**TASK BRIEF**
Extract all lines that hold "xlabel" from the records below.

-------

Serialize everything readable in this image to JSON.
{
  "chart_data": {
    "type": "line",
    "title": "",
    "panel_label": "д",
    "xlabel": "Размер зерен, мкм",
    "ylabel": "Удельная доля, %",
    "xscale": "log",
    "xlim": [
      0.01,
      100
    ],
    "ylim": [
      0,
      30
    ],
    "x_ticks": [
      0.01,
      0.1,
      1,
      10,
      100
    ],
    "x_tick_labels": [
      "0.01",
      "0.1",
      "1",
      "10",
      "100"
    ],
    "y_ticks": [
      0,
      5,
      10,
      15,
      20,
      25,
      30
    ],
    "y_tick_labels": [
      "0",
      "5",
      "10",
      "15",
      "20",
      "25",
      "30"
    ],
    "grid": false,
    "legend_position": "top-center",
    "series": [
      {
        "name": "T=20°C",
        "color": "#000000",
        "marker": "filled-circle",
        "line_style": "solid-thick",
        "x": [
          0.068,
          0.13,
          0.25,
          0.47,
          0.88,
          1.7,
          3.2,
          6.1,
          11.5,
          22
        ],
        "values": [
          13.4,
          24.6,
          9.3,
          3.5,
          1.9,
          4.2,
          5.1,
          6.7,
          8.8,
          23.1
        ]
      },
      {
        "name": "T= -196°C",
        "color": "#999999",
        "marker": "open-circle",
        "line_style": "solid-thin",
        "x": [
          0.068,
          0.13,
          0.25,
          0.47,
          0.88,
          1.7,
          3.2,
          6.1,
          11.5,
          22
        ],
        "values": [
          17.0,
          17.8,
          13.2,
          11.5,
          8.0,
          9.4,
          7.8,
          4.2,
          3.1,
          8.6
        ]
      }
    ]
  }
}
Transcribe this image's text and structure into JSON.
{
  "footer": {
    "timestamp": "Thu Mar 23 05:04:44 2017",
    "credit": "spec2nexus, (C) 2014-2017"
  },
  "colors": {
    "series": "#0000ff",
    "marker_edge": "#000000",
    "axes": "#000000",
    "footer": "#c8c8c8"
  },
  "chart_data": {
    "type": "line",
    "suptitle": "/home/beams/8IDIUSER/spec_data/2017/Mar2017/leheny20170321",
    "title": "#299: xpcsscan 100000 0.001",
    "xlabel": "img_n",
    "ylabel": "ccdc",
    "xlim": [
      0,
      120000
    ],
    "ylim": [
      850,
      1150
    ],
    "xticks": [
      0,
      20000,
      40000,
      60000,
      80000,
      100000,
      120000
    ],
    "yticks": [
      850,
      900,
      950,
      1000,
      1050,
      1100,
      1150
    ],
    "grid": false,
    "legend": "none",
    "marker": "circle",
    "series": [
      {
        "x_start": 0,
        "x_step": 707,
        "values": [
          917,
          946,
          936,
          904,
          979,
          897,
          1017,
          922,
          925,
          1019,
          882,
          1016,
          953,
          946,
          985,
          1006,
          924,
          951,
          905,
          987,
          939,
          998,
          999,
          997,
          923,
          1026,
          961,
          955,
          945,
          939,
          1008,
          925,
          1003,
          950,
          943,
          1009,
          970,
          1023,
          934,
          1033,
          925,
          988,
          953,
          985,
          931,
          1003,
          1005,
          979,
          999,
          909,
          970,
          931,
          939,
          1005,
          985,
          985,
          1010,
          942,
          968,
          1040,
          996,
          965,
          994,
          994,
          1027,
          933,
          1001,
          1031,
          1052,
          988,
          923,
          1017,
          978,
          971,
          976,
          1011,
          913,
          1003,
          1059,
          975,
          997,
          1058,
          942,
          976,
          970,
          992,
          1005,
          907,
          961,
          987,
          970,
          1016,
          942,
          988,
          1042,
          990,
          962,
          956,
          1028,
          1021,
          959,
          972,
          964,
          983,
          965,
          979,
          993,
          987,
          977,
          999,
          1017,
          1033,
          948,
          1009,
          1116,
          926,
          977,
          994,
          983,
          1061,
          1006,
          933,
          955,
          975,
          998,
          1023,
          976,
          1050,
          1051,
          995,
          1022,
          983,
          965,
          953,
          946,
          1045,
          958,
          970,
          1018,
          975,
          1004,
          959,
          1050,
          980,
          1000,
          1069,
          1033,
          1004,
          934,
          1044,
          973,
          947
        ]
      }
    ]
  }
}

-------

**SOLUTION FOR THIS EXERCISE**
    "xlabel": "Размер зерен, мкм",
    "xlabel": "img_n",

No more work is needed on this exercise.